• [Goal] Exactly the lines from the line containing "Extract the structured" through the line containing "Parse this screenshot: output" are to be echoed, with both included and pictures left out.

[Records that describe figures]
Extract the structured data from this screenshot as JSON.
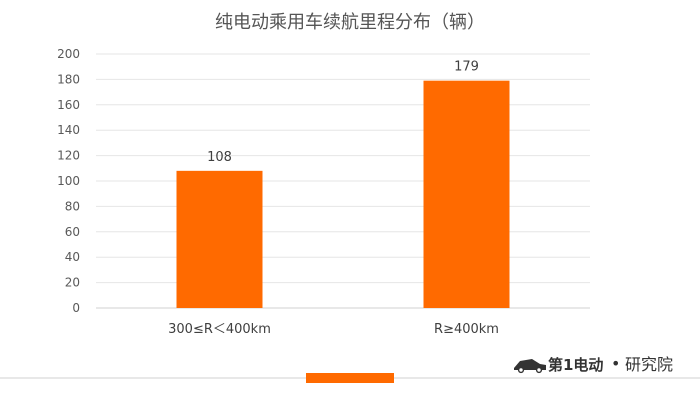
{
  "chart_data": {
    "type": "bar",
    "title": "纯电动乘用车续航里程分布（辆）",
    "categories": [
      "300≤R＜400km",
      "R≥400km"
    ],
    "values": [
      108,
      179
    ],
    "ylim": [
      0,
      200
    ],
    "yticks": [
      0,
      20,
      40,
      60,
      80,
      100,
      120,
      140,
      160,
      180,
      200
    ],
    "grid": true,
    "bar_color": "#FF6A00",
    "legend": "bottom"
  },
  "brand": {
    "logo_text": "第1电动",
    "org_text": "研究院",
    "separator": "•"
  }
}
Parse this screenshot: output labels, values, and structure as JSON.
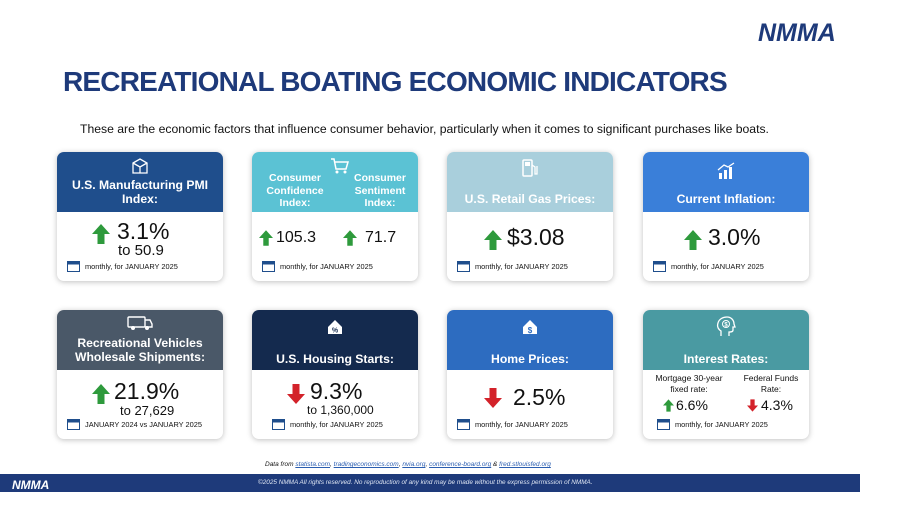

---

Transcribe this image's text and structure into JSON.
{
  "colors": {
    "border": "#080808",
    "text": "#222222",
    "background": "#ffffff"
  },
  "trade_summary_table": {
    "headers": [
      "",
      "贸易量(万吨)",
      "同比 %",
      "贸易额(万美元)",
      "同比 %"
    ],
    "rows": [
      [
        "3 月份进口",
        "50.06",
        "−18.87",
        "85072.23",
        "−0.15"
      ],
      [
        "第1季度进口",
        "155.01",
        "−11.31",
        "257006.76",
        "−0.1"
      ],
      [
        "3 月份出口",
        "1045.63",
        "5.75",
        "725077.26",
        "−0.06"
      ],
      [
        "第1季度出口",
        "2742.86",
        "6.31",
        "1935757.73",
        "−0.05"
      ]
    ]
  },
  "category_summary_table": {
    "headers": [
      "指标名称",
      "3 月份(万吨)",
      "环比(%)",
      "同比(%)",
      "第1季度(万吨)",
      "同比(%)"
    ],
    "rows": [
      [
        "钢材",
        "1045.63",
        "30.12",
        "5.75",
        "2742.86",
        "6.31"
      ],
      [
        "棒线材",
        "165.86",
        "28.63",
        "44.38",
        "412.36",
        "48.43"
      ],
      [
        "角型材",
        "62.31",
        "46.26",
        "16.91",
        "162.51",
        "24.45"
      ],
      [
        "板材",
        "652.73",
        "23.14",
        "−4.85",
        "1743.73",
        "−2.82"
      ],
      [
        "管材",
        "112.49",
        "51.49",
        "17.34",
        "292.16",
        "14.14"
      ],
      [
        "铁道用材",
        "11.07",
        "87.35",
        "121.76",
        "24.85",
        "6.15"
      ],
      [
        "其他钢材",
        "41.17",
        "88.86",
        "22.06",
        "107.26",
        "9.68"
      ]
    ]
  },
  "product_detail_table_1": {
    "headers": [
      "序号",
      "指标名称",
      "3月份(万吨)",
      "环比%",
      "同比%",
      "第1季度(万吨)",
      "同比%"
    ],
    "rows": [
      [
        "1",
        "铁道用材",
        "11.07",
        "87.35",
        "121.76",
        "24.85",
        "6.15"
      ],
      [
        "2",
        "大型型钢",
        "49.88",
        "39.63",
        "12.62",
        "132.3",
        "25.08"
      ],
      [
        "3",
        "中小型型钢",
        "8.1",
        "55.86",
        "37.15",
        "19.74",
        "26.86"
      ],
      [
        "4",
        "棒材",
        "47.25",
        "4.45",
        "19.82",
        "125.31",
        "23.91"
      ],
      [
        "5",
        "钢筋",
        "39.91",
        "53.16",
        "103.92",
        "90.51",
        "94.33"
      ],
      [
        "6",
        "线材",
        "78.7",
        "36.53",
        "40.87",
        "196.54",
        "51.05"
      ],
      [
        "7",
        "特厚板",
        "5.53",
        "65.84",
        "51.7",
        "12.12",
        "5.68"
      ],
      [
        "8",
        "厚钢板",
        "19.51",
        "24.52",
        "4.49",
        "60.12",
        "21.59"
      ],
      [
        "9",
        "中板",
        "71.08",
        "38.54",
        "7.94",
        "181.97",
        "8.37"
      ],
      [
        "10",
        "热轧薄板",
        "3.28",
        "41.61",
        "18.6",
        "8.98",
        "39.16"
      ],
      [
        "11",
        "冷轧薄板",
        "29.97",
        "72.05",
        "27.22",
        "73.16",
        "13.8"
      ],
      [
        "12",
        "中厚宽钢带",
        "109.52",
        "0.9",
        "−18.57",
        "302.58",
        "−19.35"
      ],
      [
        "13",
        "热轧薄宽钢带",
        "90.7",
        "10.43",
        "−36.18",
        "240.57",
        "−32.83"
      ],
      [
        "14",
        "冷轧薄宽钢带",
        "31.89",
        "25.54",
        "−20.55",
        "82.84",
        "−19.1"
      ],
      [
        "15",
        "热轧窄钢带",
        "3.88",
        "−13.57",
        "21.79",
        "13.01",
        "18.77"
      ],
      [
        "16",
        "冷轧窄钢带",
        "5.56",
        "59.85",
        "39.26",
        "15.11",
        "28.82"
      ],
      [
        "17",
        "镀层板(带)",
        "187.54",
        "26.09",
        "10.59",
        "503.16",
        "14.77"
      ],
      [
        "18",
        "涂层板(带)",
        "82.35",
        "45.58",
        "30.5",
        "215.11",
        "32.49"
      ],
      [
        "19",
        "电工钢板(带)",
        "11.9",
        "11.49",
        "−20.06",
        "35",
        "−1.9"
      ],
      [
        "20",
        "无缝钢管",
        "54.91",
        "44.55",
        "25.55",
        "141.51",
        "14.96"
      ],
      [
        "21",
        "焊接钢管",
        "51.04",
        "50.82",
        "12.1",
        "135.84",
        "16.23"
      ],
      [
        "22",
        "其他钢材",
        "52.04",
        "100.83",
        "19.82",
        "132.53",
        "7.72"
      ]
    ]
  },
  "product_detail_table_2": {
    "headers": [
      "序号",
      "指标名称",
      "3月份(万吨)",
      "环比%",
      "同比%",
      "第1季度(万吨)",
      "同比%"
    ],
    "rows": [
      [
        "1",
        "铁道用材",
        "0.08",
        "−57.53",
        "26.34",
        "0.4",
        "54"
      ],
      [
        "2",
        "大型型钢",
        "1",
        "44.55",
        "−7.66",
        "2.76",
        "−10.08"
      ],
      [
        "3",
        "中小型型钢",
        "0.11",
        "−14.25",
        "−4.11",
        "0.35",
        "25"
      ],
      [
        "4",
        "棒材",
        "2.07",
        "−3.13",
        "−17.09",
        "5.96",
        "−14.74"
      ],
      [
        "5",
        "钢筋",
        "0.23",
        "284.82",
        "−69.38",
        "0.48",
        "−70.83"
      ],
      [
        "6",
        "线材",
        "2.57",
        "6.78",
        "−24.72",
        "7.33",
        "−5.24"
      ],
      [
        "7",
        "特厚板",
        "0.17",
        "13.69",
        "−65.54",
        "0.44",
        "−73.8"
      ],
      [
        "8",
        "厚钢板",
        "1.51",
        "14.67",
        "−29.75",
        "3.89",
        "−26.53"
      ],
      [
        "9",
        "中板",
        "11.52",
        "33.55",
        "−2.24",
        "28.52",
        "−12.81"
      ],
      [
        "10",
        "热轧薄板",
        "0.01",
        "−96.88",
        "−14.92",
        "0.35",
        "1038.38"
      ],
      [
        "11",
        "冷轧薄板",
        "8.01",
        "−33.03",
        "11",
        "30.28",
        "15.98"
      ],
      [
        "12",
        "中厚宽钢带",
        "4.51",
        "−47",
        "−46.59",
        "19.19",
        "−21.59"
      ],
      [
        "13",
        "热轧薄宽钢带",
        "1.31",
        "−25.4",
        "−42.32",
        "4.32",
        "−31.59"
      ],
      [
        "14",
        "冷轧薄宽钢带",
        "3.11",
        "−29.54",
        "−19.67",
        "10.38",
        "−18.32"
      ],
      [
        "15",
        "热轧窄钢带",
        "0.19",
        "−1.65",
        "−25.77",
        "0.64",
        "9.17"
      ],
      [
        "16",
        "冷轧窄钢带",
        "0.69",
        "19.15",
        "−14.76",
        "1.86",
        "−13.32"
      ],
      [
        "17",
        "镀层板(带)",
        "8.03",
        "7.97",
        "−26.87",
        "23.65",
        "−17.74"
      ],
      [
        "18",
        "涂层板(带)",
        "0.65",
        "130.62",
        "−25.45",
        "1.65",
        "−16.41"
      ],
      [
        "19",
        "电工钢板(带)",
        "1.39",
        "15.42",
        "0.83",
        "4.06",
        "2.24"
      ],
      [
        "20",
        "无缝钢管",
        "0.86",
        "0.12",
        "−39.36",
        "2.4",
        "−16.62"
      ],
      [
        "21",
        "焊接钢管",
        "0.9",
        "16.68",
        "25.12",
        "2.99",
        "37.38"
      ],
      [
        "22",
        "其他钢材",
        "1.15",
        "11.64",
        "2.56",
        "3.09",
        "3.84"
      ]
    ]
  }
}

...

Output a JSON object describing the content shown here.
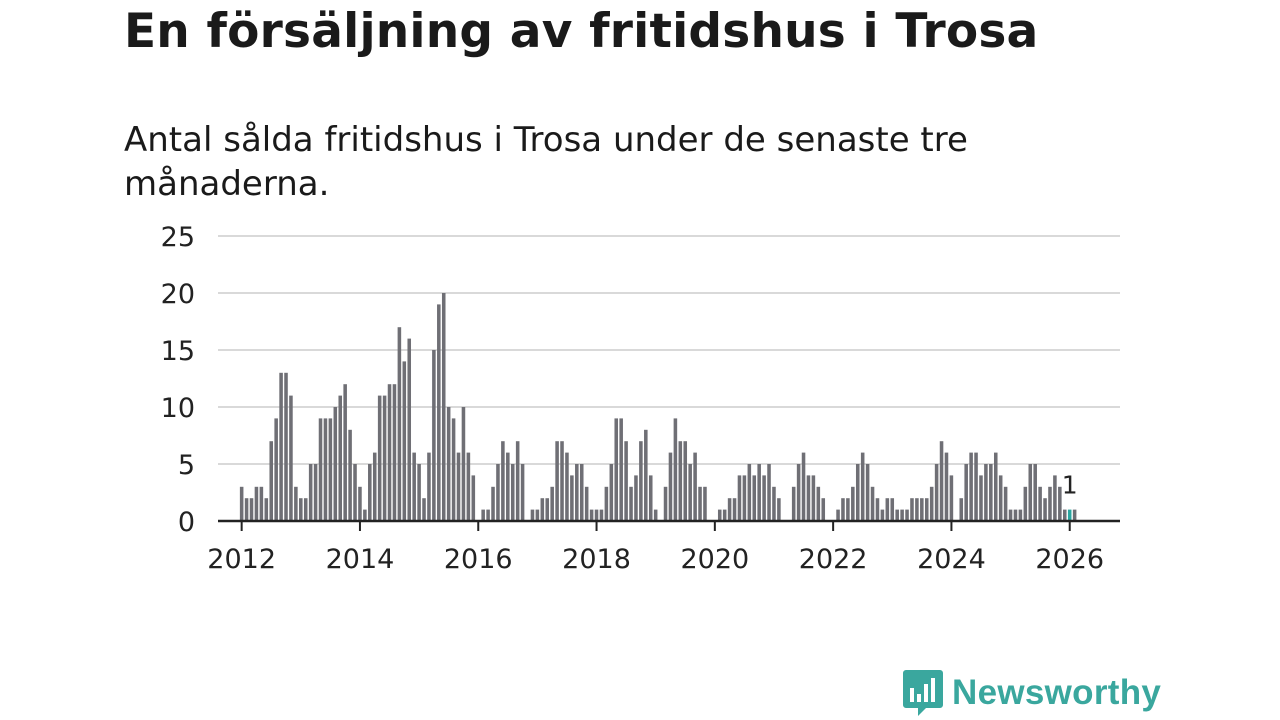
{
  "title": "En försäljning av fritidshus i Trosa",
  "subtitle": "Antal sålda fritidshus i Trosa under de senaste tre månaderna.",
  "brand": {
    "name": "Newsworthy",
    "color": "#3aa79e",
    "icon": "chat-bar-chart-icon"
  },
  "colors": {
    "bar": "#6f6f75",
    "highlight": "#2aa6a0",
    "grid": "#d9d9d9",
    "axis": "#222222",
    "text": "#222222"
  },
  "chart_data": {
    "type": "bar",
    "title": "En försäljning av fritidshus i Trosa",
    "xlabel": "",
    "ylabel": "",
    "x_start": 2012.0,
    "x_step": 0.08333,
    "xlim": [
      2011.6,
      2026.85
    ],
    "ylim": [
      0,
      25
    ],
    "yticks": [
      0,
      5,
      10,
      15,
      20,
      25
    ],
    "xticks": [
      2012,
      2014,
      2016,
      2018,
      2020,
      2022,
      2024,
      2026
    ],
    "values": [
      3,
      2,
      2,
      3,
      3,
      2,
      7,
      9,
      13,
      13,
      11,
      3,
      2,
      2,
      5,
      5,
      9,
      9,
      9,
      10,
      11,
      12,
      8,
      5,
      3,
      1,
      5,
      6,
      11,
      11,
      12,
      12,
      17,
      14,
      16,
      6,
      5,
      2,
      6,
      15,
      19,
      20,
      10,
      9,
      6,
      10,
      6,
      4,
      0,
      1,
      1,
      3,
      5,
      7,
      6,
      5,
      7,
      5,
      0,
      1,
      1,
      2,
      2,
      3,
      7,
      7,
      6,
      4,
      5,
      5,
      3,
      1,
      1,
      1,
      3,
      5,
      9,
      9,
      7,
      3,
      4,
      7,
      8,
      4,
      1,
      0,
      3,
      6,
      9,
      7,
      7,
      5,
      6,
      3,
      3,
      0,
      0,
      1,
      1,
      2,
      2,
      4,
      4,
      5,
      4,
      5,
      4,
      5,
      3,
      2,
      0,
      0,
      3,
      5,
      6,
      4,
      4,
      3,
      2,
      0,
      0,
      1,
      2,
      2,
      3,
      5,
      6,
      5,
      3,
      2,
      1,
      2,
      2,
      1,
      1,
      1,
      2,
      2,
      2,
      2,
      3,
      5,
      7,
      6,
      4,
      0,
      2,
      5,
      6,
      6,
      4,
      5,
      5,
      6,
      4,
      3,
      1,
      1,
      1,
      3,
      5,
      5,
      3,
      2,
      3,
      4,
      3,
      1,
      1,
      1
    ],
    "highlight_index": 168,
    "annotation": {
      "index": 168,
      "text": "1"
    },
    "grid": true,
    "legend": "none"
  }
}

• [Finished answer]
Extract the structured data from this screenshot as JSON.
{
  "chart_data": {
    "type": "bar",
    "title": "纯电动乘用车续航里程分布（辆）",
    "categories": [
      "300≤R＜400km",
      "R≥400km"
    ],
    "values": [
      108,
      179
    ],
    "ylim": [
      0,
      200
    ],
    "yticks": [
      0,
      20,
      40,
      60,
      80,
      100,
      120,
      140,
      160,
      180,
      200
    ],
    "grid": true,
    "bar_color": "#FF6A00",
    "legend": "bottom"
  },
  "brand": {
    "logo_text": "第1电动",
    "org_text": "研究院",
    "separator": "•"
  }
}
Parse this screenshot: output labels, values, and structure as JSON.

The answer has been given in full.